## [GOAL]
Which lines of the records contain "pretax"? Collect every one of them.

Data extracted from a collection:

----

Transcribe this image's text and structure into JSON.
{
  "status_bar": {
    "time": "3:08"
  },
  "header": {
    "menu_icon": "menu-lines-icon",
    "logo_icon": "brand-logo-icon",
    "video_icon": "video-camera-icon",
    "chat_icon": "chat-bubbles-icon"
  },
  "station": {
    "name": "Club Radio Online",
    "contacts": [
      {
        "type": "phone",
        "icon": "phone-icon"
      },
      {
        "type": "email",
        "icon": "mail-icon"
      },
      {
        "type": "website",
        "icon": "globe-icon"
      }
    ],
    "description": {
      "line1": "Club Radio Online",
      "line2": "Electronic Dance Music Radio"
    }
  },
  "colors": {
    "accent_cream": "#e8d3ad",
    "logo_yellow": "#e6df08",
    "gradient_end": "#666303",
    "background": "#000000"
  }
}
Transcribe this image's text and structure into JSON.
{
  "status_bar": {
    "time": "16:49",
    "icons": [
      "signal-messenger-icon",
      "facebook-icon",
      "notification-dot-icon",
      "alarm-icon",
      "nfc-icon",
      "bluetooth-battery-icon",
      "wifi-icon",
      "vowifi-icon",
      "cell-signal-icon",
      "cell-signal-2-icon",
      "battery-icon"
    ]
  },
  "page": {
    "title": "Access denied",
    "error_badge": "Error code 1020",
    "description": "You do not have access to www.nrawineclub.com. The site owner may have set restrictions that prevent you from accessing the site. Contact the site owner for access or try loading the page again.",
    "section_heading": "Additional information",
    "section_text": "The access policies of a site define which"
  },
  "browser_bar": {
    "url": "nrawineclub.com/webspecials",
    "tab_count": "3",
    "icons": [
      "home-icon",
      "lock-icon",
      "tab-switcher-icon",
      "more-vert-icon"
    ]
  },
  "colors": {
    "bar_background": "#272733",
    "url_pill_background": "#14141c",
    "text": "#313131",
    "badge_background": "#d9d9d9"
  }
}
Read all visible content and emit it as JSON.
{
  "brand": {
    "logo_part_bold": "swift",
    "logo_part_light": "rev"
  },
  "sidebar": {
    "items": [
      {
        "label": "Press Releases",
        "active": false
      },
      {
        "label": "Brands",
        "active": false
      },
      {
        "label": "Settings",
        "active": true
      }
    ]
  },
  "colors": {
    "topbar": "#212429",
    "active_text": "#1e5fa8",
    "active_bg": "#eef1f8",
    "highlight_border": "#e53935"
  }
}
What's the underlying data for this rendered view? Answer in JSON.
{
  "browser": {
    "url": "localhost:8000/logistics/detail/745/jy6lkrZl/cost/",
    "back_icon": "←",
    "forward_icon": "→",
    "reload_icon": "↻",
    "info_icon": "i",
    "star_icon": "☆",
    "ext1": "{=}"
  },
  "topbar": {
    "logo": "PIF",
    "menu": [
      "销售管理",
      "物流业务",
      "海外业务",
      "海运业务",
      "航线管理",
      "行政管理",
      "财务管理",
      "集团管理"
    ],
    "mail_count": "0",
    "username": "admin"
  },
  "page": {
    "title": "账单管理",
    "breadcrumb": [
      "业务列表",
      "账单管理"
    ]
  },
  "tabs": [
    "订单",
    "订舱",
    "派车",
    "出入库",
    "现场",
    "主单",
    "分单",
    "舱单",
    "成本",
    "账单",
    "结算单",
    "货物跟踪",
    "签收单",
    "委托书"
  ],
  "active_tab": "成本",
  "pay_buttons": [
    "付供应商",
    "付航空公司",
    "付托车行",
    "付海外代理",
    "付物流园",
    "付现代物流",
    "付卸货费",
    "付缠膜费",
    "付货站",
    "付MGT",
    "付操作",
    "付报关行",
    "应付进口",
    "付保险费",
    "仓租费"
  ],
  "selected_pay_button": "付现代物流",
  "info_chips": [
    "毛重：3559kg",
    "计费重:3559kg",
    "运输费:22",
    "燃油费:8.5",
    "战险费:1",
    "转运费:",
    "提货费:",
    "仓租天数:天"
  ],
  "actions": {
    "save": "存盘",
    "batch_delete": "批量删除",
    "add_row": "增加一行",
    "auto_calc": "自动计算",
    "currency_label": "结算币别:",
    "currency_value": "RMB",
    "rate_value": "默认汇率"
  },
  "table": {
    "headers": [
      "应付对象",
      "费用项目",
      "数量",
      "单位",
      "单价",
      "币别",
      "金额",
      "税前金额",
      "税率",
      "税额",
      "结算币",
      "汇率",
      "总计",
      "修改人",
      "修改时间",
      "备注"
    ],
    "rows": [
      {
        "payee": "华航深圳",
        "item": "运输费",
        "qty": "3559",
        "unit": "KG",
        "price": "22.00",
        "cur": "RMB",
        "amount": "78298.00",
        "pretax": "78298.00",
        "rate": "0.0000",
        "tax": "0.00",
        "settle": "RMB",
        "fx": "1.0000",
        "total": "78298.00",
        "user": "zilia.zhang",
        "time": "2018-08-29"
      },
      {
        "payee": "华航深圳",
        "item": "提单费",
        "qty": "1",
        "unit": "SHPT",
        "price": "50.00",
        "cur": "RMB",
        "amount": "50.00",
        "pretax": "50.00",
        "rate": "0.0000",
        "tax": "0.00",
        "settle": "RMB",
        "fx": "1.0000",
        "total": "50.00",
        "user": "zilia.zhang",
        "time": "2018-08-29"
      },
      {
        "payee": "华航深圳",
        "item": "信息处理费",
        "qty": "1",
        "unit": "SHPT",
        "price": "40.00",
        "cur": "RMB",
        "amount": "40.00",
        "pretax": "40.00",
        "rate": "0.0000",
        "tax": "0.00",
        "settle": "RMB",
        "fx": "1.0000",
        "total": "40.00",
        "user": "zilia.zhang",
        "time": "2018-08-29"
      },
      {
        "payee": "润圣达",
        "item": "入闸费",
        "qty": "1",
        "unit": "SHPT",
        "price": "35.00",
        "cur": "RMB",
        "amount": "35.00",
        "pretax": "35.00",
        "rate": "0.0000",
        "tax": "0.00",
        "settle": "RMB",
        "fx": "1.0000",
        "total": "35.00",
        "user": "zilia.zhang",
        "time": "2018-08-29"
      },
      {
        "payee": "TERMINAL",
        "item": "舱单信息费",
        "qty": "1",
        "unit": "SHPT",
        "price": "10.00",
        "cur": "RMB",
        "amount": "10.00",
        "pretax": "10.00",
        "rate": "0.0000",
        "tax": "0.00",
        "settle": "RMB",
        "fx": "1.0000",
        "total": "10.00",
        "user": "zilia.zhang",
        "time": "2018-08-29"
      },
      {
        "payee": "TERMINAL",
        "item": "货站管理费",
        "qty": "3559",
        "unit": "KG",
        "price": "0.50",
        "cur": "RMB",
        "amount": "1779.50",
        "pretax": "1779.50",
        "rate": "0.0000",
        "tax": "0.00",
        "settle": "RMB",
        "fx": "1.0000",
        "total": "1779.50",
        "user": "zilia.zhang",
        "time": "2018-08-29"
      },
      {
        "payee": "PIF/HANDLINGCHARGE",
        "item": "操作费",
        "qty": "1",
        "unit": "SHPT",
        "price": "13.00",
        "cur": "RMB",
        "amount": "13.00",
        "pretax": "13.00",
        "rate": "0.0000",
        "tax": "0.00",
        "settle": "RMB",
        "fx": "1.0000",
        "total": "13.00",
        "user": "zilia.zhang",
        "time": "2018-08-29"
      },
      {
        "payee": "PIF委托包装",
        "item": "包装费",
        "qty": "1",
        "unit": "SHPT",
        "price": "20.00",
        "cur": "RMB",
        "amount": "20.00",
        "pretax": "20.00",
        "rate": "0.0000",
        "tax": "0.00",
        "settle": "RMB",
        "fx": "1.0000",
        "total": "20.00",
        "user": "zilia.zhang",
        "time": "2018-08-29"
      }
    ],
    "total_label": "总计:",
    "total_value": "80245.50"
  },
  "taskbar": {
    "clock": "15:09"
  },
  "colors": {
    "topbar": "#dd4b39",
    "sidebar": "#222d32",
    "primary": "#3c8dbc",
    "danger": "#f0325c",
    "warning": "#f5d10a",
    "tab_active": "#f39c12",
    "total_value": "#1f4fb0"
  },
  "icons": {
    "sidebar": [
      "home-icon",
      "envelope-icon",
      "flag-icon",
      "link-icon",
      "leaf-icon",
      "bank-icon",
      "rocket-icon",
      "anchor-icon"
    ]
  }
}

----

## [RESPONSE TO THIS TASK]
        "pretax": "78298.00",
        "pretax": "50.00",
        "pretax": "40.00",
        "pretax": "35.00",
        "pretax": "10.00",
        "pretax": "1779.50",
        "pretax": "13.00",
        "pretax": "20.00",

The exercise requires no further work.